> _What this task involves_: Scan the entries below. List each line with "случае".

Saved data entries:
************

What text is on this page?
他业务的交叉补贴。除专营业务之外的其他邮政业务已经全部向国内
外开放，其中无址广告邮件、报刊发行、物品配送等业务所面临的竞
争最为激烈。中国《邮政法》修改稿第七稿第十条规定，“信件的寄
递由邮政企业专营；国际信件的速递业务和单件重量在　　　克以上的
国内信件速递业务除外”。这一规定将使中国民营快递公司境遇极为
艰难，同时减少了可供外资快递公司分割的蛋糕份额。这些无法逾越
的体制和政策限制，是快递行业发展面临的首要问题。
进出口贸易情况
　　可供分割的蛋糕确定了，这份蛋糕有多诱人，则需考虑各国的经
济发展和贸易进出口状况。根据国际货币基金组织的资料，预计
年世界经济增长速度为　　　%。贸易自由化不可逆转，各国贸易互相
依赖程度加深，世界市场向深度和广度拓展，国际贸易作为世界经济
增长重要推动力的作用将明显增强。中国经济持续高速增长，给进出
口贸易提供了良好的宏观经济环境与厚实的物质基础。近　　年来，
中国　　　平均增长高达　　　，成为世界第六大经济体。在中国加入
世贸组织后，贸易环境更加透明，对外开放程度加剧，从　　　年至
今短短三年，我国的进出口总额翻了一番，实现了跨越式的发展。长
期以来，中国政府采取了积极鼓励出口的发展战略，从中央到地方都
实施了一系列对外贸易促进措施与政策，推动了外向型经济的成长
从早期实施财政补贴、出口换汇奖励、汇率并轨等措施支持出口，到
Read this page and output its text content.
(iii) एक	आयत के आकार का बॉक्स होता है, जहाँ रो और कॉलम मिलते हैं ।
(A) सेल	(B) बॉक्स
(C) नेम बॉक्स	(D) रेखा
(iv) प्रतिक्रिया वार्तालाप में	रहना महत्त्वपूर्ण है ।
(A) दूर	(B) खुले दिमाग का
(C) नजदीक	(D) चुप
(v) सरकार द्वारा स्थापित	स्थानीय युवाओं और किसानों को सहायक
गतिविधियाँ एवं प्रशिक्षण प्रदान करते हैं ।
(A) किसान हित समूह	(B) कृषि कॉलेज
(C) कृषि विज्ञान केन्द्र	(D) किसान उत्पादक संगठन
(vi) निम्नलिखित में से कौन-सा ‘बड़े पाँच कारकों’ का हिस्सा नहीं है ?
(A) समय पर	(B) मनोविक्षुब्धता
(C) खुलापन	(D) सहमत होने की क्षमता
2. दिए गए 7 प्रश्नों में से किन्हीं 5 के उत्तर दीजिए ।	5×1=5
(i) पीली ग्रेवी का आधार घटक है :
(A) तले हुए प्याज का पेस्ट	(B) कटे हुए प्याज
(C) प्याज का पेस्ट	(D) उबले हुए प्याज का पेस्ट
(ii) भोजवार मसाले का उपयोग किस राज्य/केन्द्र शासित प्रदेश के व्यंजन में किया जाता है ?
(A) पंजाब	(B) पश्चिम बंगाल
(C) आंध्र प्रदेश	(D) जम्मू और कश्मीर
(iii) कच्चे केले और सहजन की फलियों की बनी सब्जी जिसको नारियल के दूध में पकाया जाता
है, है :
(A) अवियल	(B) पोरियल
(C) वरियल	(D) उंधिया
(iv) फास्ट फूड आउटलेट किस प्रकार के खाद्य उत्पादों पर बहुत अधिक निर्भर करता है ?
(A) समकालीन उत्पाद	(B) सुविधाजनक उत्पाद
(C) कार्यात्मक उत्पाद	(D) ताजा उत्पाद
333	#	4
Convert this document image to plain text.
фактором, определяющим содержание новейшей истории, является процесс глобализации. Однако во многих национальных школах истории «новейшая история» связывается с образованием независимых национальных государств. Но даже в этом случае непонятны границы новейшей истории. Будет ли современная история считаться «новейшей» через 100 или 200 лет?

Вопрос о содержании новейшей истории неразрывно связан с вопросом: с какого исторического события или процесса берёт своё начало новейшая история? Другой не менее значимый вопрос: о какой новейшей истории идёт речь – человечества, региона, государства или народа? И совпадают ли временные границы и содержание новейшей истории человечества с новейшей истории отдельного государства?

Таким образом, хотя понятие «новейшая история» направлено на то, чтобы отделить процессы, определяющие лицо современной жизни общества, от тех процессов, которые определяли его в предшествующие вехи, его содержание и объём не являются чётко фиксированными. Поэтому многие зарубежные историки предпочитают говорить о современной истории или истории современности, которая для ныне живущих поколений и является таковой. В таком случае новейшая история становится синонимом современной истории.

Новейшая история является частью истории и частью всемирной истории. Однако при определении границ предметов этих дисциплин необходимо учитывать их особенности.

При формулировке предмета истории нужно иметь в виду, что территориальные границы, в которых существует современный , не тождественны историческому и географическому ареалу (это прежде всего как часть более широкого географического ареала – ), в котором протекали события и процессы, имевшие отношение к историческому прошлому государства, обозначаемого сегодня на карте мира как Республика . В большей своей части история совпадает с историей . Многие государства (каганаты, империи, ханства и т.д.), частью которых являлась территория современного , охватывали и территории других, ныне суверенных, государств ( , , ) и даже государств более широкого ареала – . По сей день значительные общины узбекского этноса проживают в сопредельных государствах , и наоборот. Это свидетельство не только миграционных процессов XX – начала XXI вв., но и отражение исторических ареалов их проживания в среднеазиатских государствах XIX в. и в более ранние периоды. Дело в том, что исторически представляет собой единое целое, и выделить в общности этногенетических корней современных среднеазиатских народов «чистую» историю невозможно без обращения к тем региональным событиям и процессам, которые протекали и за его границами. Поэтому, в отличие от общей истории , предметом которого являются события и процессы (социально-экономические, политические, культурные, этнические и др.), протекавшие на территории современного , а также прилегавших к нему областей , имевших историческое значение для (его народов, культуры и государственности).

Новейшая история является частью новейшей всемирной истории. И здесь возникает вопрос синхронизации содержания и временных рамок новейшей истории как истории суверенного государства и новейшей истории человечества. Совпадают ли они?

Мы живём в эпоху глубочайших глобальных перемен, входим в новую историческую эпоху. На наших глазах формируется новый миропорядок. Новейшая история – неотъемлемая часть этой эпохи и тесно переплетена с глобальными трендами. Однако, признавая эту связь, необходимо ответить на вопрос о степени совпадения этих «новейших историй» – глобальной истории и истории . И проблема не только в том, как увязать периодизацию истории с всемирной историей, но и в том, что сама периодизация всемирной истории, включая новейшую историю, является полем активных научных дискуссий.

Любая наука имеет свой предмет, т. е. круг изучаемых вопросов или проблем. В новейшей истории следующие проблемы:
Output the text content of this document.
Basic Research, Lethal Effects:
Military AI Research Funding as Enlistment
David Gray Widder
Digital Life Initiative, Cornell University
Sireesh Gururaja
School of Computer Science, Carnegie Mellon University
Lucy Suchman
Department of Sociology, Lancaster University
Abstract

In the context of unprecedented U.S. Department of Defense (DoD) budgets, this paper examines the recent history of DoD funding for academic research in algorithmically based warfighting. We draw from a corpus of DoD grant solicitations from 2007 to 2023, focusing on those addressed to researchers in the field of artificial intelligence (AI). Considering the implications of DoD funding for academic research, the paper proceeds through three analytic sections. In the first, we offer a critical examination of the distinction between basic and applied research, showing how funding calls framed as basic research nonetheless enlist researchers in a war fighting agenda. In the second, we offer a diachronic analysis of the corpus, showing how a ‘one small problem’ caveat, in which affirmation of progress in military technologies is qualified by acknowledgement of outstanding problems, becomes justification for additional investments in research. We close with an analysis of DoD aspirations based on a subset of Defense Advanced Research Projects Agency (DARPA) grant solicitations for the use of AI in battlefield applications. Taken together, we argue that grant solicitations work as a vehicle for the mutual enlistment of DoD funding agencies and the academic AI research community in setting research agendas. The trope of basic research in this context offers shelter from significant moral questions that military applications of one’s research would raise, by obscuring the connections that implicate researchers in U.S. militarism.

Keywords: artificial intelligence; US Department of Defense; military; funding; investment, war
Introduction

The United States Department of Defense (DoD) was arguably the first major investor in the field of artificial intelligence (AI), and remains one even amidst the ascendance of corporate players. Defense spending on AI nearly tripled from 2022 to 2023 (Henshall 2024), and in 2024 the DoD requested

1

************

> _Exercise response_:
фактором, определяющим содержание новейшей истории, является процесс глобализации. Однако во многих национальных школах истории «новейшая история» связывается с образованием независимых национальных государств. Но даже в этом случае непонятны границы новейшей истории. Будет ли современная история считаться «новейшей» через 100 или 200 лет?
Таким образом, хотя понятие «новейшая история» направлено на то, чтобы отделить процессы, определяющие лицо современной жизни общества, от тех процессов, которые определяли его в предшествующие вехи, его содержание и объём не являются чётко фиксированными. Поэтому многие зарубежные историки предпочитают говорить о современной истории или истории современности, которая для ныне живущих поколений и является таковой. В таком случае новейшая история становится синонимом современной истории.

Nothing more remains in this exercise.